TASK TO COMPLETE: Locate every line below that contains the word "name" and copy it.

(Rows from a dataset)
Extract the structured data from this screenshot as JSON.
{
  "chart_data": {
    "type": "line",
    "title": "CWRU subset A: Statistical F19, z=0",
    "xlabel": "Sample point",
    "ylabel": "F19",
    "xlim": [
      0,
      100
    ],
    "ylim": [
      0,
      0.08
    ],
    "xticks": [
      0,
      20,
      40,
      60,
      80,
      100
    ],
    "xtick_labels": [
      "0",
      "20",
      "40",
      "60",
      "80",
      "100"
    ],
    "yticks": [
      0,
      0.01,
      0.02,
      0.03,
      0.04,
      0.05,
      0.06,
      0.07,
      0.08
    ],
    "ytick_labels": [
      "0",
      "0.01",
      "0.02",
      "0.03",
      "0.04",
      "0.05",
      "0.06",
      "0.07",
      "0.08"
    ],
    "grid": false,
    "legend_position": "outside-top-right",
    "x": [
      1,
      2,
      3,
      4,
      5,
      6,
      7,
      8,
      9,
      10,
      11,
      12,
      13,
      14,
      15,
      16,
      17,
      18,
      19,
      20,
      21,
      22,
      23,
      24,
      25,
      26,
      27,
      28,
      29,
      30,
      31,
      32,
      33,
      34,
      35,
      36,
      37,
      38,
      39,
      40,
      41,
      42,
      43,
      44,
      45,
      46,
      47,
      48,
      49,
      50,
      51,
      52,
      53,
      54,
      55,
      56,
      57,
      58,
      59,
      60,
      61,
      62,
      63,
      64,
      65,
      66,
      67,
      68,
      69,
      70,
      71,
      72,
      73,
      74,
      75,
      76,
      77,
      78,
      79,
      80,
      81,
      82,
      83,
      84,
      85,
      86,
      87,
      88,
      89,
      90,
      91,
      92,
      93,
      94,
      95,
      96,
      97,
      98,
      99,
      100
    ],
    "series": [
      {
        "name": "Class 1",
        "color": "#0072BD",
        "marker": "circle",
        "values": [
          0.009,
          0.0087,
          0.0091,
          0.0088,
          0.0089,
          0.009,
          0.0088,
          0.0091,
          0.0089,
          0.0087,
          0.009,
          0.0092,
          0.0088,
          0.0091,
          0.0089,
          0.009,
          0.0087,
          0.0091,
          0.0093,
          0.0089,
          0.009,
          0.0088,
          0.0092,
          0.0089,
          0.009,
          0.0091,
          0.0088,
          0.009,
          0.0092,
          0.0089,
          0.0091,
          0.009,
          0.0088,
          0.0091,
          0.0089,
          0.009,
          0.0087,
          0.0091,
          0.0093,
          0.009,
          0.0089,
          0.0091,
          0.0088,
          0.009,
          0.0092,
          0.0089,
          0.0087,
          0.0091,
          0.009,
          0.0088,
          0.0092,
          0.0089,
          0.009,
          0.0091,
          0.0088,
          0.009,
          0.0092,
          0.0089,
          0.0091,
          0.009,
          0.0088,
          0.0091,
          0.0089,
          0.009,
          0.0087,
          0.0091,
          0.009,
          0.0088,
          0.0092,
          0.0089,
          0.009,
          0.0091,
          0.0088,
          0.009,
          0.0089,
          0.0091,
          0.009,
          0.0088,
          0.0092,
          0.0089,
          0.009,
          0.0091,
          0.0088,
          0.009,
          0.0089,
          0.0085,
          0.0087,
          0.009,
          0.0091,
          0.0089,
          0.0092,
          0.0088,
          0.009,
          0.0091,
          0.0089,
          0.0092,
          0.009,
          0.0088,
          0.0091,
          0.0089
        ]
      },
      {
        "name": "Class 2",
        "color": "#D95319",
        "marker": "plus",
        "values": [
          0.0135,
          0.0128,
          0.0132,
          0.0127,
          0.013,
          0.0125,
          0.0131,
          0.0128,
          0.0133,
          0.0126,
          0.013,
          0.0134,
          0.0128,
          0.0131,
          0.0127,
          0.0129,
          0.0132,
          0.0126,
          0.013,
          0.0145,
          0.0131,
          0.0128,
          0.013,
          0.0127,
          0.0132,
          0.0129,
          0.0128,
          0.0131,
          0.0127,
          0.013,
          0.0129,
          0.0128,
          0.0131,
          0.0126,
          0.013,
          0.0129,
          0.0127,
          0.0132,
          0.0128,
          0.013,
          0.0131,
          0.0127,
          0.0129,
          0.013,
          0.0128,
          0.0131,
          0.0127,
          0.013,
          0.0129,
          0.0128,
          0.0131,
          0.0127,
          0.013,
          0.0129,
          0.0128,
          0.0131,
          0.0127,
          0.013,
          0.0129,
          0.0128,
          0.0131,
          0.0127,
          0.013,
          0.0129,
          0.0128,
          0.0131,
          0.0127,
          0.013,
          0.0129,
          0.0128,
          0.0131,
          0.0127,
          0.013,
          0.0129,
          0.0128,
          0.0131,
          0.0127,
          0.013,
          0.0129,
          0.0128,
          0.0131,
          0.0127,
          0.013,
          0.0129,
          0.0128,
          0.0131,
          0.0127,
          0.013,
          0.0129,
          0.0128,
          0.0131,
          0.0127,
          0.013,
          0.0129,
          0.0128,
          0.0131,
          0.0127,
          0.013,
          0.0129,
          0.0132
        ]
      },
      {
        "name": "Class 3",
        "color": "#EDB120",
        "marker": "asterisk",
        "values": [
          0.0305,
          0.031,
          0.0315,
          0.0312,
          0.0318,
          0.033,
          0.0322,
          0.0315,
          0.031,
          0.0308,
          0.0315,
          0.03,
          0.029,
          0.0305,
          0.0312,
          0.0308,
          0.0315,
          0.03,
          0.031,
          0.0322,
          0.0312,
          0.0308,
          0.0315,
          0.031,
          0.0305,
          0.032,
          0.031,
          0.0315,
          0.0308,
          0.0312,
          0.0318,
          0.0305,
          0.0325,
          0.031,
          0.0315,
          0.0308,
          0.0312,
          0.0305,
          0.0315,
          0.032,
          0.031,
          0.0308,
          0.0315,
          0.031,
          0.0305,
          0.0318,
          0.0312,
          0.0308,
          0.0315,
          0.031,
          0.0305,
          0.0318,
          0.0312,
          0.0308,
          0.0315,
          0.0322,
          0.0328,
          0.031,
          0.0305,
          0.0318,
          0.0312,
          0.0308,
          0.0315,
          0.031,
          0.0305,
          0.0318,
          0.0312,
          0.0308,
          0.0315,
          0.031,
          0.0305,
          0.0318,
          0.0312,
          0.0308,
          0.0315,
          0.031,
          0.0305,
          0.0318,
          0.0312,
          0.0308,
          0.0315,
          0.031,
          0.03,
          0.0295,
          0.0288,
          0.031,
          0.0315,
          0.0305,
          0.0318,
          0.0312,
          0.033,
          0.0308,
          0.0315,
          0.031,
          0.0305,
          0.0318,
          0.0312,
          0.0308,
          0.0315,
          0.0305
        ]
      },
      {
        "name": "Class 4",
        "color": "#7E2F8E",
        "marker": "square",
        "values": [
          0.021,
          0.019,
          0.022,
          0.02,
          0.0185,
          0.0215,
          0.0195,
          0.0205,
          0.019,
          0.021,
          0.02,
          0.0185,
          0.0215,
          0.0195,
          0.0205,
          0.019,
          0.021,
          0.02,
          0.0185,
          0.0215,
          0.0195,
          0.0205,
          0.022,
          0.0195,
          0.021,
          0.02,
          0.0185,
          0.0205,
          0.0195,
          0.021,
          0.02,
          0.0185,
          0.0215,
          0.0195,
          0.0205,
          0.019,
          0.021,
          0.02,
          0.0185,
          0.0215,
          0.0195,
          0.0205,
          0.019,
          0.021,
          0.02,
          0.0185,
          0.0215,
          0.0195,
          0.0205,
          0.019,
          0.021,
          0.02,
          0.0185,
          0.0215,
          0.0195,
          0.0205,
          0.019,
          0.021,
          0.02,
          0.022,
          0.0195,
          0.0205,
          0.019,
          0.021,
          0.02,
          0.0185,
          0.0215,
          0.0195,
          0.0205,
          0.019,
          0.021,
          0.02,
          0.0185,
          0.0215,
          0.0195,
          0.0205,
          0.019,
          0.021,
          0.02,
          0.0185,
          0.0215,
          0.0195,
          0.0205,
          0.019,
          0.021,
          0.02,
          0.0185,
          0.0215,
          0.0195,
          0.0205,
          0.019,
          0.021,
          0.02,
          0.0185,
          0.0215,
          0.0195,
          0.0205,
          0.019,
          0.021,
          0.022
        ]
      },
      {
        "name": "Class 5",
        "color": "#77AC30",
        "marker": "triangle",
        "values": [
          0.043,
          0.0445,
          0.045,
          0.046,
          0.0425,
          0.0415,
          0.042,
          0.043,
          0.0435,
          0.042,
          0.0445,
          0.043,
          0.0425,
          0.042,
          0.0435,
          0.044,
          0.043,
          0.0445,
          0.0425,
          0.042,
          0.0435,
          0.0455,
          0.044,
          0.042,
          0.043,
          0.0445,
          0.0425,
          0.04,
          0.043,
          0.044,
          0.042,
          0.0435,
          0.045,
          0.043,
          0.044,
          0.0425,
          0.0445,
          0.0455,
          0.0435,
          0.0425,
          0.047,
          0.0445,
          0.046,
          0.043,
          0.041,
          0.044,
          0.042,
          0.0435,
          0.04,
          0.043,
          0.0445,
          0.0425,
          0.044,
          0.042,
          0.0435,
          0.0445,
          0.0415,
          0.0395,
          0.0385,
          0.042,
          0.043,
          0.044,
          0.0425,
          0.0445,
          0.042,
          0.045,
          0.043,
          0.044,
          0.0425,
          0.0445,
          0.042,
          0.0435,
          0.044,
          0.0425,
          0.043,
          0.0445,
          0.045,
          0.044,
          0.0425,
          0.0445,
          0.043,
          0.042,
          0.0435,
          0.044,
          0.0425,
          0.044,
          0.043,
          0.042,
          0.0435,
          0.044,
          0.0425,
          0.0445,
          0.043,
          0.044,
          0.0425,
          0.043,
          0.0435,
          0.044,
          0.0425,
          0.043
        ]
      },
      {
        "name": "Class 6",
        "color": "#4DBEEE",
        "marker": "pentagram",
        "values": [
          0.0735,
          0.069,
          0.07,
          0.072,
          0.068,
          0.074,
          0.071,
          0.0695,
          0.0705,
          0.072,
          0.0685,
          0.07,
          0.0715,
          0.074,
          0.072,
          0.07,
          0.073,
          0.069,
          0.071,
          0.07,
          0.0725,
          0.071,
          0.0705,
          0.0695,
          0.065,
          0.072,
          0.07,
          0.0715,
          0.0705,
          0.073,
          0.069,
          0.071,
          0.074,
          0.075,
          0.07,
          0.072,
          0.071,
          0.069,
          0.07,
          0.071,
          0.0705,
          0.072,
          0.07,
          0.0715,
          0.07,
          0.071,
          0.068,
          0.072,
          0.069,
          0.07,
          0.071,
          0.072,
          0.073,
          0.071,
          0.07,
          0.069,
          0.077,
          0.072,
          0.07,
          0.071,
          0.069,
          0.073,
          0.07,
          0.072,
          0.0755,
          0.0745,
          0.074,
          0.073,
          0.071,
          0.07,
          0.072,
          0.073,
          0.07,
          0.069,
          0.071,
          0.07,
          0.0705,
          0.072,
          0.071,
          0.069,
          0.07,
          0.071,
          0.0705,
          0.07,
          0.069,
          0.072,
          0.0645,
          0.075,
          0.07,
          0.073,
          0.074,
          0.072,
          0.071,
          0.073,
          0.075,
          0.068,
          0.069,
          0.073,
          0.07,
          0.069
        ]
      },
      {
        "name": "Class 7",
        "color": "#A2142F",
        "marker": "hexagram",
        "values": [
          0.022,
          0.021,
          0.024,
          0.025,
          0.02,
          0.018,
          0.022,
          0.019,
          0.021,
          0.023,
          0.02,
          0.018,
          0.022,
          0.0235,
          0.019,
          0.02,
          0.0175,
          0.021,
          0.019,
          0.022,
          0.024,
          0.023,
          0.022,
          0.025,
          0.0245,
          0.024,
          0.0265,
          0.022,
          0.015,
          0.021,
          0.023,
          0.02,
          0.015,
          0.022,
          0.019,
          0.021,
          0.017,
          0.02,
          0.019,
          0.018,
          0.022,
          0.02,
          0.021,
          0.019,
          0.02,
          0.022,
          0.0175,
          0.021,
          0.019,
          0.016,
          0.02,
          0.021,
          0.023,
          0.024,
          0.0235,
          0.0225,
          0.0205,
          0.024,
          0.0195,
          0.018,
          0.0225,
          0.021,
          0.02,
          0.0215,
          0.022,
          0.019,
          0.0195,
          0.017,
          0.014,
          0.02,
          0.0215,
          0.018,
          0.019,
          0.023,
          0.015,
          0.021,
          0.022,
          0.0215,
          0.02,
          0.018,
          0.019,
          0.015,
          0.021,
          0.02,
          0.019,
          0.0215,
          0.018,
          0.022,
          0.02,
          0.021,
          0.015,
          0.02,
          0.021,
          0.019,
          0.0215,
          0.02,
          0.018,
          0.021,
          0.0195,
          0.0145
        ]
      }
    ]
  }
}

REPLY:
        "name": "Class 1",
        "name": "Class 2",
        "name": "Class 3",
        "name": "Class 4",
        "name": "Class 5",
        "name": "Class 6",
        "name": "Class 7",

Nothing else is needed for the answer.